Data entries
++++

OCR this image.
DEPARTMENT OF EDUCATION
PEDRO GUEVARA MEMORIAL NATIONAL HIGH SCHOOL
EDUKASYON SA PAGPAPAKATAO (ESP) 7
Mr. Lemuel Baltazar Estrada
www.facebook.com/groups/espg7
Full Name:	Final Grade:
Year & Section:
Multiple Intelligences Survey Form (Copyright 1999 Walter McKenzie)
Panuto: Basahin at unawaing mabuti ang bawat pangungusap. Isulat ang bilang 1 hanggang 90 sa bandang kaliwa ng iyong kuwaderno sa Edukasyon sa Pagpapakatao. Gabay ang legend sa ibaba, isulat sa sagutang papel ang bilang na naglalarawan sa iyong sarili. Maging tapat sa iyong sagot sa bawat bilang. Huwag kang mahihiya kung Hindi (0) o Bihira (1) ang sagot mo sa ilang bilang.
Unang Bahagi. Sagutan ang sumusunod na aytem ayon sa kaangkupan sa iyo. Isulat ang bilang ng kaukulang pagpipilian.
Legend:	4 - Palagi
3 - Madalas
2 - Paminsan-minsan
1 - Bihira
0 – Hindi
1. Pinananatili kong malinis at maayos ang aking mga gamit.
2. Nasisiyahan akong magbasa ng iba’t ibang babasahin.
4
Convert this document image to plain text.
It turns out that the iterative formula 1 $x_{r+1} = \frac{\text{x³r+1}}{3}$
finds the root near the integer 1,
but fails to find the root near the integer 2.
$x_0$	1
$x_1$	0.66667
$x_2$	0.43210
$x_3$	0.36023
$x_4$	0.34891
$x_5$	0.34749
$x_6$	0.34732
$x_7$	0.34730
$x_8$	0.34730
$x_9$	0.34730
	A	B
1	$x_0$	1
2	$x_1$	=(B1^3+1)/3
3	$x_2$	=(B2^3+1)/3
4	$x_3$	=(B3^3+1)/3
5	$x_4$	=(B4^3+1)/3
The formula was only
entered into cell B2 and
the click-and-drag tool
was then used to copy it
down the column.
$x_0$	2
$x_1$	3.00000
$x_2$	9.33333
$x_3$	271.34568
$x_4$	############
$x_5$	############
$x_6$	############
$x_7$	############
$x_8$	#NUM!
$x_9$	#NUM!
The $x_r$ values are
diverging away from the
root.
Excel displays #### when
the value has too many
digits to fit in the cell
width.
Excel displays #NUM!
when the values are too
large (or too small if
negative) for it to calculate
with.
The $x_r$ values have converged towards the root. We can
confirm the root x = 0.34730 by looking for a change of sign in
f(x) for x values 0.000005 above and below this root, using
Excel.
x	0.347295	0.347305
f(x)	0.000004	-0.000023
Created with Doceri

++++

_Exercise task:_ Repeat the line that contains "Convert this document image to plain text.", then every line after it until the records end, with nothing added.

_Exercise answer:_
Convert this document image to plain text.
It turns out that the iterative formula 1 $x_{r+1} = \frac{\text{x³r+1}}{3}$
finds the root near the integer 1,
but fails to find the root near the integer 2.
$x_0$	1
$x_1$	0.66667
$x_2$	0.43210
$x_3$	0.36023
$x_4$	0.34891
$x_5$	0.34749
$x_6$	0.34732
$x_7$	0.34730
$x_8$	0.34730
$x_9$	0.34730
	A	B
1	$x_0$	1
2	$x_1$	=(B1^3+1)/3
3	$x_2$	=(B2^3+1)/3
4	$x_3$	=(B3^3+1)/3
5	$x_4$	=(B4^3+1)/3
The formula was only
entered into cell B2 and
the click-and-drag tool
was then used to copy it
down the column.
$x_0$	2
$x_1$	3.00000
$x_2$	9.33333
$x_3$	271.34568
$x_4$	############
$x_5$	############
$x_6$	############
$x_7$	############
$x_8$	#NUM!
$x_9$	#NUM!
The $x_r$ values are
diverging away from the
root.
Excel displays #### when
the value has too many
digits to fit in the cell
width.
Excel displays #NUM!
when the values are too
large (or too small if
negative) for it to calculate
with.
The $x_r$ values have converged towards the root. We can
confirm the root x = 0.34730 by looking for a change of sign in
f(x) for x values 0.000005 above and below this root, using
Excel.
x	0.347295	0.347305
f(x)	0.000004	-0.000023
Created with Doceri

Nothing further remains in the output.